Look through the data below and return each line where "text" appears.

## Start

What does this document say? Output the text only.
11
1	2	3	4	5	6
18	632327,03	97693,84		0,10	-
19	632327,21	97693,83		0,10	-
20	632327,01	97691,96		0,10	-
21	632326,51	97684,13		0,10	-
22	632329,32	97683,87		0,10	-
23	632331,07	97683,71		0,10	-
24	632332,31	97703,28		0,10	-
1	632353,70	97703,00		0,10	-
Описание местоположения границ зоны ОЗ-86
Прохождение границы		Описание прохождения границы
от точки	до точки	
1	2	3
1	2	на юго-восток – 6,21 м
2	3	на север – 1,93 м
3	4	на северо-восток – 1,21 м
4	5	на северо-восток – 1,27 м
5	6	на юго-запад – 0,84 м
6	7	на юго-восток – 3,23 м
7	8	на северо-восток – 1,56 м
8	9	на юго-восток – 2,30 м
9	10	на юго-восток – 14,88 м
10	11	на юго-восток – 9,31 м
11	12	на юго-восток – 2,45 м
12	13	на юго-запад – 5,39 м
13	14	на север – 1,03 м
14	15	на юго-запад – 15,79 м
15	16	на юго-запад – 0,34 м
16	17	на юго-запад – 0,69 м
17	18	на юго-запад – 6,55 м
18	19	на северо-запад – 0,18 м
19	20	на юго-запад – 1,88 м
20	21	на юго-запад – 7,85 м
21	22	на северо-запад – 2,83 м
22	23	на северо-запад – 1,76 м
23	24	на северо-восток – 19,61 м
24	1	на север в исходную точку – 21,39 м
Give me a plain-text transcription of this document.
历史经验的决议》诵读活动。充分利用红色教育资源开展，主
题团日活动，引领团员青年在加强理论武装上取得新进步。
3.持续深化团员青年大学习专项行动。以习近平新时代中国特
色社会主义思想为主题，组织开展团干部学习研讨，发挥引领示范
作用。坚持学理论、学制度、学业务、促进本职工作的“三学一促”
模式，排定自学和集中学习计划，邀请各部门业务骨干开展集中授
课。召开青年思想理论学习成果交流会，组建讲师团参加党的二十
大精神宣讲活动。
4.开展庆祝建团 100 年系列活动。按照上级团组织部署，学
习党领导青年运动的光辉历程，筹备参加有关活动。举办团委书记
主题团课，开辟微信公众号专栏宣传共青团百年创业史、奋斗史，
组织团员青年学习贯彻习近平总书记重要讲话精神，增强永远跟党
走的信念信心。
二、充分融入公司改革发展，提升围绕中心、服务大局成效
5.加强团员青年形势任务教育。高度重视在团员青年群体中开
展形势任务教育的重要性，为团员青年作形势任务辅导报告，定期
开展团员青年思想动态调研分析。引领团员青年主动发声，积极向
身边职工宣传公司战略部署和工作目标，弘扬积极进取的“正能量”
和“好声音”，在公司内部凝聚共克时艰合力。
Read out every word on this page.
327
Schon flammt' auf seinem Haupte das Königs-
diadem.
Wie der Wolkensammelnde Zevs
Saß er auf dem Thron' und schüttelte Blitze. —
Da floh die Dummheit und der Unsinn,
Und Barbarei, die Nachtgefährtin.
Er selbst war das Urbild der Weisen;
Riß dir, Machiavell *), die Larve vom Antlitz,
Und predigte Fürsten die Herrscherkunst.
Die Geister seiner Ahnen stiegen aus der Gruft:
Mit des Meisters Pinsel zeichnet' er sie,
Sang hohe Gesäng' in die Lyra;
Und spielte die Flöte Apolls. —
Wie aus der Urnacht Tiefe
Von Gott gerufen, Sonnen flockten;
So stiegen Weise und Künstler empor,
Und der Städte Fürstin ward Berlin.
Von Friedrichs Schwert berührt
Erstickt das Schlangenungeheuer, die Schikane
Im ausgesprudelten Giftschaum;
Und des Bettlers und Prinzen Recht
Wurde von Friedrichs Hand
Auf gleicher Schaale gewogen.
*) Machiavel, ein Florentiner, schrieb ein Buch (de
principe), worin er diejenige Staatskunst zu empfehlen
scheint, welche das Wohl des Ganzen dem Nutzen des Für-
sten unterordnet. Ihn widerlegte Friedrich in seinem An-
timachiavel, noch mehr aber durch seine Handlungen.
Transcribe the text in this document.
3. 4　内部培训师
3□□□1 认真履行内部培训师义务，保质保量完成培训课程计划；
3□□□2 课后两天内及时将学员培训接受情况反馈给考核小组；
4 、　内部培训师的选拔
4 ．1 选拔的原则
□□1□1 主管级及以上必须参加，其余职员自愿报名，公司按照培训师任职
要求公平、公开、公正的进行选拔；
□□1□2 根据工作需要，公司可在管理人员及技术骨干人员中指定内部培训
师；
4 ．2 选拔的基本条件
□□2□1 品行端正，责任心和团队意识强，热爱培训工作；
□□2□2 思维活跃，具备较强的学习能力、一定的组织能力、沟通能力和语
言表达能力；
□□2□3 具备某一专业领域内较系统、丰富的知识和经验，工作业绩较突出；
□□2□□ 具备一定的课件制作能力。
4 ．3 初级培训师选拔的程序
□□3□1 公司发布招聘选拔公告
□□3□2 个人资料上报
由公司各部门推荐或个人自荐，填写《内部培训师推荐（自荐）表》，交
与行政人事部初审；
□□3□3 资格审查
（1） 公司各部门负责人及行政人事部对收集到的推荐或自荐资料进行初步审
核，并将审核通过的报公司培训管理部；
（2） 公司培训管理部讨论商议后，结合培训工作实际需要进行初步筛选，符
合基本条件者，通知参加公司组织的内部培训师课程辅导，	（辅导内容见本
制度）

## End

▶ EXERCISE RESULT:
What does this document say? Output the text only.
Give me a plain-text transcription of this document.
Transcribe the text in this document.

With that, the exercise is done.